- **Task**:
Give back the records below exactly, every one, with no pictures.

- **Information supplied**:
-- start --

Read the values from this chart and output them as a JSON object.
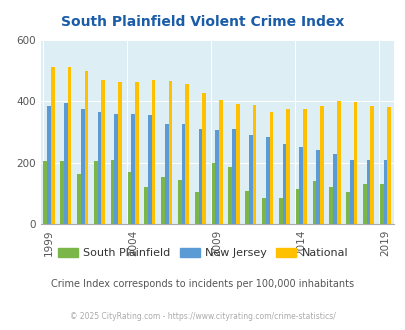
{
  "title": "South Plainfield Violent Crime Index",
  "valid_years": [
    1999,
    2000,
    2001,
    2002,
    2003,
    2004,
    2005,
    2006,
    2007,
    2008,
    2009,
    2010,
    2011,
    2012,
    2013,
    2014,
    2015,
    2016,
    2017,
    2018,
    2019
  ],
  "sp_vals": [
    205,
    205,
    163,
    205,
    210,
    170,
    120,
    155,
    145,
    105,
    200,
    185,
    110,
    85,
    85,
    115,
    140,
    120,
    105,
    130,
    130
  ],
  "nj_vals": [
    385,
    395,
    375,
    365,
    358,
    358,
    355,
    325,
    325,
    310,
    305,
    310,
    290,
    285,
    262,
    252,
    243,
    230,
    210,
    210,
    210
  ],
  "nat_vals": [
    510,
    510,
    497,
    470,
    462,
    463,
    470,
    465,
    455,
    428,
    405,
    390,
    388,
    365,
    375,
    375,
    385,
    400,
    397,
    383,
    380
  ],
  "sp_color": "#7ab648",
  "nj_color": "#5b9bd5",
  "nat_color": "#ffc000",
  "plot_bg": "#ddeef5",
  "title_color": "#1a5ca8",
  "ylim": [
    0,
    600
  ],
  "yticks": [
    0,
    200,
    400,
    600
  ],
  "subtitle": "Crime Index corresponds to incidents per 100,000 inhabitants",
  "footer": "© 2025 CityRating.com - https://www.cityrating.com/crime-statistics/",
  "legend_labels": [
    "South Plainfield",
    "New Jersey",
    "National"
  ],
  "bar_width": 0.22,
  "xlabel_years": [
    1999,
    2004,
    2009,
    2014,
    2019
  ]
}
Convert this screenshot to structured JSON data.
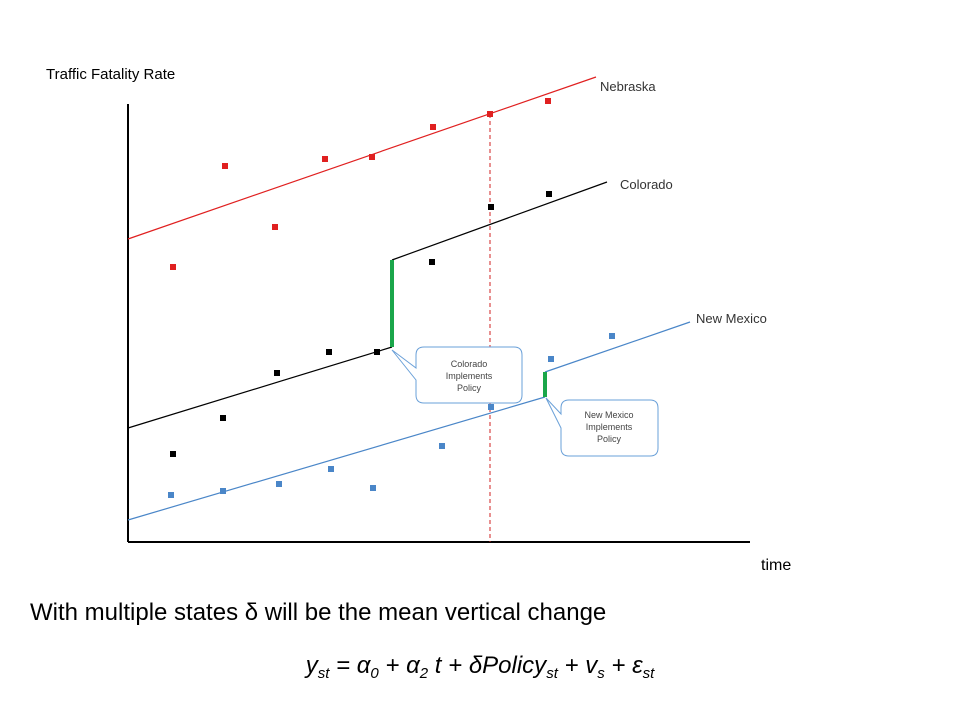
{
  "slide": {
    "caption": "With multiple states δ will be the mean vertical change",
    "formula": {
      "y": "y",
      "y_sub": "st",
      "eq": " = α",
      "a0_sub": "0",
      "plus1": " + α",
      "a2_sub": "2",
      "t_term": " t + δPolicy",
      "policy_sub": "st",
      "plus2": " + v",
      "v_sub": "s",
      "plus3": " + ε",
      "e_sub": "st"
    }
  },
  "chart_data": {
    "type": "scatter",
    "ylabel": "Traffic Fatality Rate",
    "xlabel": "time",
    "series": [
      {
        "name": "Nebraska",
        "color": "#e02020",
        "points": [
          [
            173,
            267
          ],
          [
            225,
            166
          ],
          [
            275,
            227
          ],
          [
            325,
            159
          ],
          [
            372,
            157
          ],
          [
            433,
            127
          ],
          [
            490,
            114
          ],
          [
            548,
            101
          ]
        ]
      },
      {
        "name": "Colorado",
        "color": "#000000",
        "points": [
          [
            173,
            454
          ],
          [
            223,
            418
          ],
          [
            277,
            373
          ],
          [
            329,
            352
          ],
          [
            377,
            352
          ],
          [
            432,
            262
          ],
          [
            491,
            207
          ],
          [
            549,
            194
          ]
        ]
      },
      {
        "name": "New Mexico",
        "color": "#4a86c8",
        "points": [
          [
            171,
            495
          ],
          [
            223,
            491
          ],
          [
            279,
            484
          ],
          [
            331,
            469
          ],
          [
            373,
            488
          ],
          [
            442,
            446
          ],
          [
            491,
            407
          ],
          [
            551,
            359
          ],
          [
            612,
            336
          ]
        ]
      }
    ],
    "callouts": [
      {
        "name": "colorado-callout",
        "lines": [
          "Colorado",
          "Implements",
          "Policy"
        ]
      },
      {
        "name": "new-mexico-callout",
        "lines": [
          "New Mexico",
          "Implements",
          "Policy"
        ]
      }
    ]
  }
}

-- end --

- **Solution**:
Read the values from this chart and output them as a JSON object.
{
  "title": "South Plainfield Violent Crime Index",
  "valid_years": [
    1999,
    2000,
    2001,
    2002,
    2003,
    2004,
    2005,
    2006,
    2007,
    2008,
    2009,
    2010,
    2011,
    2012,
    2013,
    2014,
    2015,
    2016,
    2017,
    2018,
    2019
  ],
  "sp_vals": [
    205,
    205,
    163,
    205,
    210,
    170,
    120,
    155,
    145,
    105,
    200,
    185,
    110,
    85,
    85,
    115,
    140,
    120,
    105,
    130,
    130
  ],
  "nj_vals": [
    385,
    395,
    375,
    365,
    358,
    358,
    355,
    325,
    325,
    310,
    305,
    310,
    290,
    285,
    262,
    252,
    243,
    230,
    210,
    210,
    210
  ],
  "nat_vals": [
    510,
    510,
    497,
    470,
    462,
    463,
    470,
    465,
    455,
    428,
    405,
    390,
    388,
    365,
    375,
    375,
    385,
    400,
    397,
    383,
    380
  ],
  "sp_color": "#7ab648",
  "nj_color": "#5b9bd5",
  "nat_color": "#ffc000",
  "plot_bg": "#ddeef5",
  "title_color": "#1a5ca8",
  "ylim": [
    0,
    600
  ],
  "yticks": [
    0,
    200,
    400,
    600
  ],
  "subtitle": "Crime Index corresponds to incidents per 100,000 inhabitants",
  "footer": "© 2025 CityRating.com - https://www.cityrating.com/crime-statistics/",
  "legend_labels": [
    "South Plainfield",
    "New Jersey",
    "National"
  ],
  "bar_width": 0.22,
  "xlabel_years": [
    1999,
    2004,
    2009,
    2014,
    2019
  ]
}
Convert this screenshot to structured JSON data.
{
  "slide": {
    "caption": "With multiple states δ will be the mean vertical change",
    "formula": {
      "y": "y",
      "y_sub": "st",
      "eq": " = α",
      "a0_sub": "0",
      "plus1": " + α",
      "a2_sub": "2",
      "t_term": " t + δPolicy",
      "policy_sub": "st",
      "plus2": " + v",
      "v_sub": "s",
      "plus3": " + ε",
      "e_sub": "st"
    }
  },
  "chart_data": {
    "type": "scatter",
    "ylabel": "Traffic Fatality Rate",
    "xlabel": "time",
    "series": [
      {
        "name": "Nebraska",
        "color": "#e02020",
        "points": [
          [
            173,
            267
          ],
          [
            225,
            166
          ],
          [
            275,
            227
          ],
          [
            325,
            159
          ],
          [
            372,
            157
          ],
          [
            433,
            127
          ],
          [
            490,
            114
          ],
          [
            548,
            101
          ]
        ]
      },
      {
        "name": "Colorado",
        "color": "#000000",
        "points": [
          [
            173,
            454
          ],
          [
            223,
            418
          ],
          [
            277,
            373
          ],
          [
            329,
            352
          ],
          [
            377,
            352
          ],
          [
            432,
            262
          ],
          [
            491,
            207
          ],
          [
            549,
            194
          ]
        ]
      },
      {
        "name": "New Mexico",
        "color": "#4a86c8",
        "points": [
          [
            171,
            495
          ],
          [
            223,
            491
          ],
          [
            279,
            484
          ],
          [
            331,
            469
          ],
          [
            373,
            488
          ],
          [
            442,
            446
          ],
          [
            491,
            407
          ],
          [
            551,
            359
          ],
          [
            612,
            336
          ]
        ]
      }
    ],
    "callouts": [
      {
        "name": "colorado-callout",
        "lines": [
          "Colorado",
          "Implements",
          "Policy"
        ]
      },
      {
        "name": "new-mexico-callout",
        "lines": [
          "New Mexico",
          "Implements",
          "Policy"
        ]
      }
    ]
  }
}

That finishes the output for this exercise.